**Task goal**
Work out the number of lines in the records that include the word "EDGE"; reply with that number alone.
**** Given data ****
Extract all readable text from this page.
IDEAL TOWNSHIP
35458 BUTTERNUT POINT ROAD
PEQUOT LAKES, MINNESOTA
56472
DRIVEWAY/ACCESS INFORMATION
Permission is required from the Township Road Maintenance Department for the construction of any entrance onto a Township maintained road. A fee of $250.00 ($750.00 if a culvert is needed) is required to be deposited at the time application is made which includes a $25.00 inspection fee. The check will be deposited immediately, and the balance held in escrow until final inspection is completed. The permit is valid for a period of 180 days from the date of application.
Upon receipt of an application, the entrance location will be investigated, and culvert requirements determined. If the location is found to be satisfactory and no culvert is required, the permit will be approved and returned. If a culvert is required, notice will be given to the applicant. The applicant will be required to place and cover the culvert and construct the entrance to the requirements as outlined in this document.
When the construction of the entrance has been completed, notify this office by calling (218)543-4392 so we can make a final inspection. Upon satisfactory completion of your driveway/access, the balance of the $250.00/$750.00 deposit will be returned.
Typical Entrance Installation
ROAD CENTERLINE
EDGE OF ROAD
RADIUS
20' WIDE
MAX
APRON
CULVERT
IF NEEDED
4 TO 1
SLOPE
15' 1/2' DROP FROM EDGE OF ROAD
****
**Completed exercise**
2